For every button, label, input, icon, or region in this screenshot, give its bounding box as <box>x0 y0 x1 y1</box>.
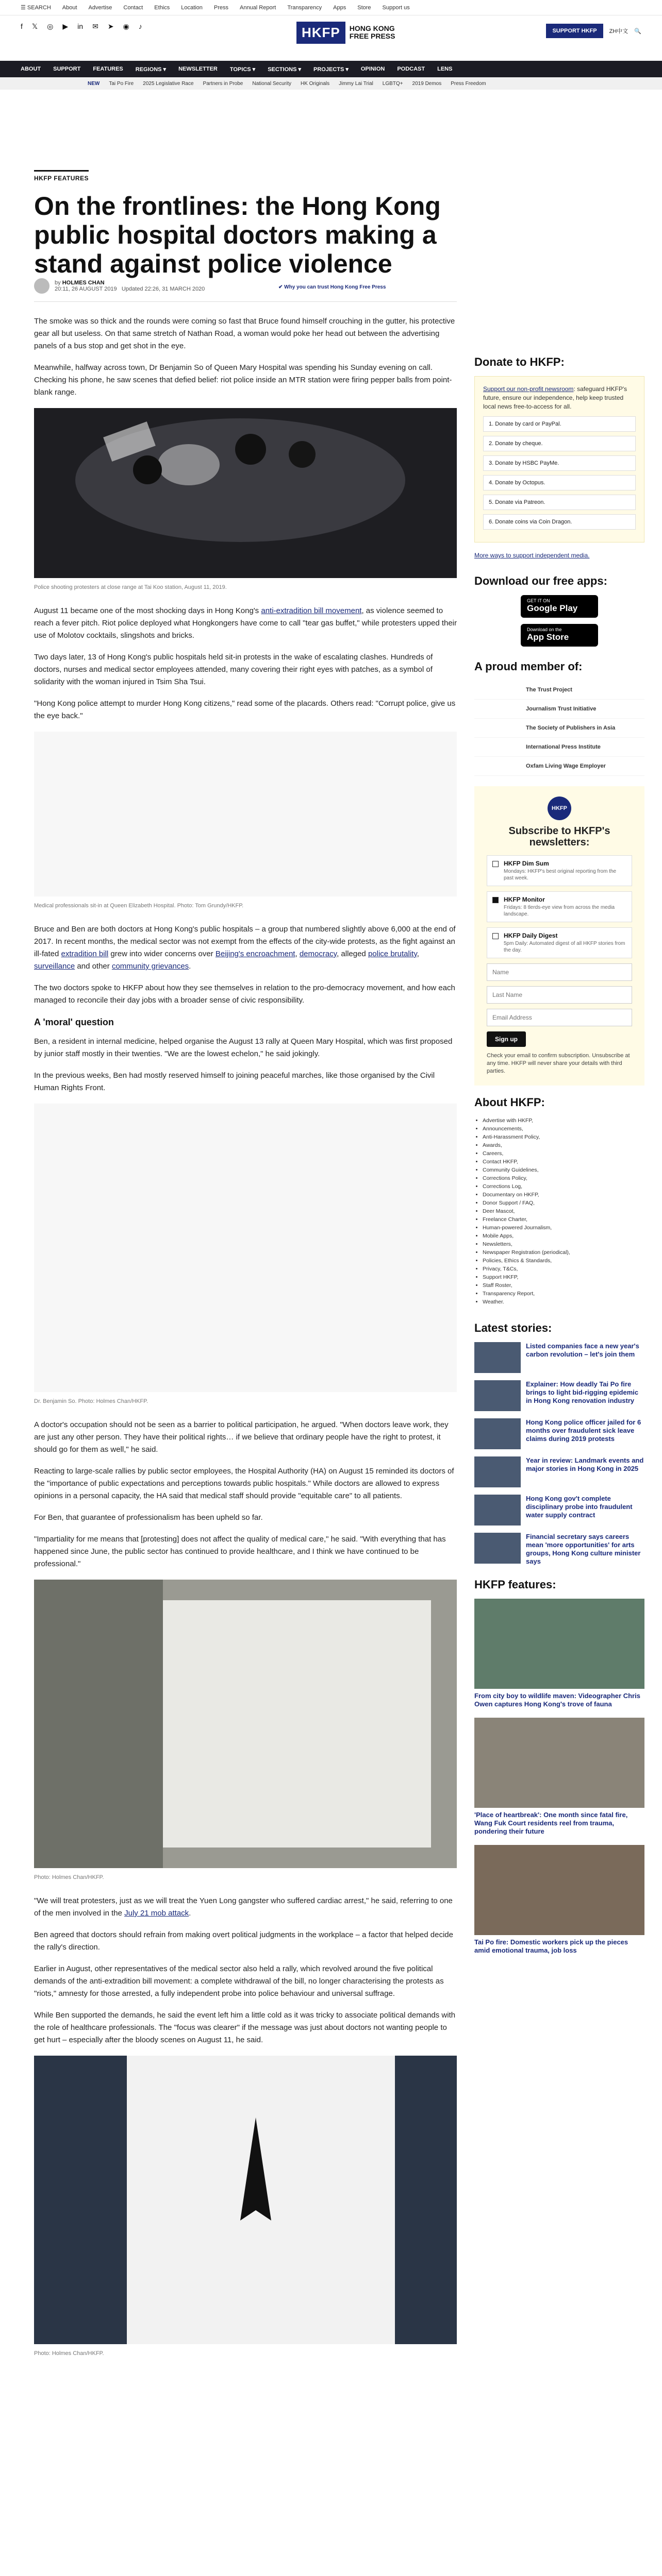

==

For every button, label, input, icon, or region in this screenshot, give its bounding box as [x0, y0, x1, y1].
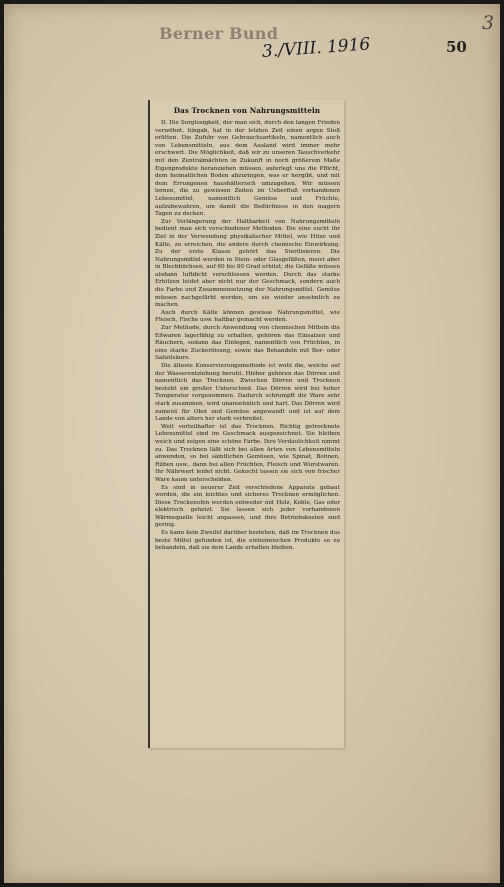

==

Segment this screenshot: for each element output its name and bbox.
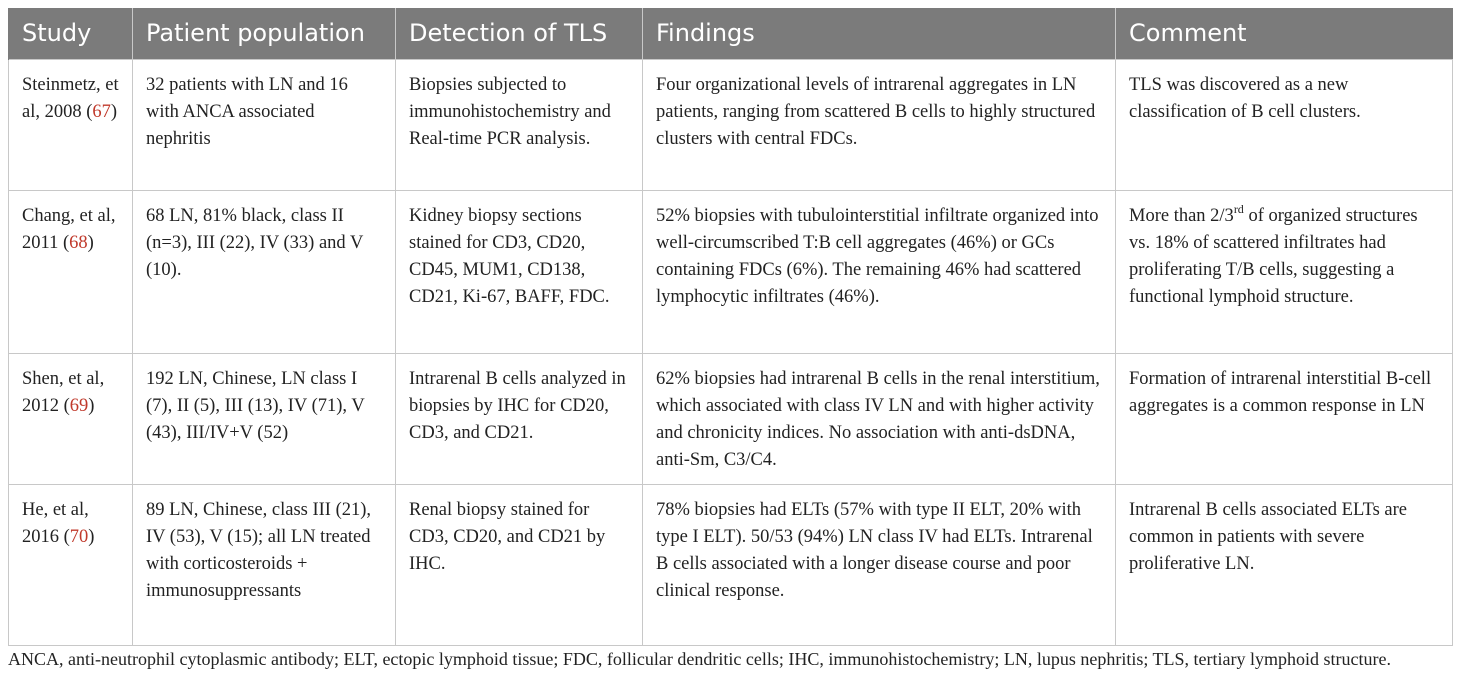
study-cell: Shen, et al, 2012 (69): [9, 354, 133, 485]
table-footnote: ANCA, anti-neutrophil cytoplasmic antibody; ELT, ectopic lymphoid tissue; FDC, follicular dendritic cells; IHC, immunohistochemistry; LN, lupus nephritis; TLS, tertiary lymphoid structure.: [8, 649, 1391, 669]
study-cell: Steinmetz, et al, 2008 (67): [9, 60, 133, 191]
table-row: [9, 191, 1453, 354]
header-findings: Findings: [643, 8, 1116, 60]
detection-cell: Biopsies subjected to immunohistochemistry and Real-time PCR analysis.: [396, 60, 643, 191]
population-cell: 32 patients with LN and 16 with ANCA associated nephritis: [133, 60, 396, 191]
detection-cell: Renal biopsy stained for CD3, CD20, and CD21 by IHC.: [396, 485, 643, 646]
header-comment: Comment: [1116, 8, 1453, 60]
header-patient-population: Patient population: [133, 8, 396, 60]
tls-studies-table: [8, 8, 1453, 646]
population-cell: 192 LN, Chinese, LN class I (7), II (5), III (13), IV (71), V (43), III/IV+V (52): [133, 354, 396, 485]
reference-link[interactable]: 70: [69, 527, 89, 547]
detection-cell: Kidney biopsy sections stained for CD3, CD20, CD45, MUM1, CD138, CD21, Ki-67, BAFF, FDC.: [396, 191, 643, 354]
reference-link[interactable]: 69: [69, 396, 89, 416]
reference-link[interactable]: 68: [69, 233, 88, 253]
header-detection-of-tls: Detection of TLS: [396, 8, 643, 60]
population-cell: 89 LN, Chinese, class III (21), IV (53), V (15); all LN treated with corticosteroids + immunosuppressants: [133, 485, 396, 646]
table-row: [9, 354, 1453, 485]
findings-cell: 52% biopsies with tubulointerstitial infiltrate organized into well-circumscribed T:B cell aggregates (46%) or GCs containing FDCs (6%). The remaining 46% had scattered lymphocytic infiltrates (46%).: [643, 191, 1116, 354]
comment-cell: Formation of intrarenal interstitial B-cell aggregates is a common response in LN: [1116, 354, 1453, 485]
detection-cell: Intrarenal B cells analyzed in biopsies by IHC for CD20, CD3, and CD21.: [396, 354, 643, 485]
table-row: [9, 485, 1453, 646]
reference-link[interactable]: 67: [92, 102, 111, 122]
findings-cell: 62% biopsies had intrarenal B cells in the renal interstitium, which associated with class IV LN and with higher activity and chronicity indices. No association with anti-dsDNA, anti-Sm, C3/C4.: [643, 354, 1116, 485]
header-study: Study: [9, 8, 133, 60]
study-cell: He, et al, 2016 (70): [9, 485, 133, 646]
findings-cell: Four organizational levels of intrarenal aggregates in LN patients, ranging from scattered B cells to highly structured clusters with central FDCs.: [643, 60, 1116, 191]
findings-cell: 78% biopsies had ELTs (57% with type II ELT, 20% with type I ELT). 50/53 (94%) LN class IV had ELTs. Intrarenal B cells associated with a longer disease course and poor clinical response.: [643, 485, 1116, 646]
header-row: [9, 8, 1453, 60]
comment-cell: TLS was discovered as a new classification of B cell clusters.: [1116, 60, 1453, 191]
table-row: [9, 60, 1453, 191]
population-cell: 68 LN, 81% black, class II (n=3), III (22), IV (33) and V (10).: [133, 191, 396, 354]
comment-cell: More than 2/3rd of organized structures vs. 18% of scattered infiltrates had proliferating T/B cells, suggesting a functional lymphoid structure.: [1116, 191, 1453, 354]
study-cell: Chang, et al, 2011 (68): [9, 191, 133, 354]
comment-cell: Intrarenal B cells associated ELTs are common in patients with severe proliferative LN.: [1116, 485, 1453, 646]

— Exercise brief —
Respond with the number of lines in the listing above that include the word "input", and with nothing more.

— Task response —
2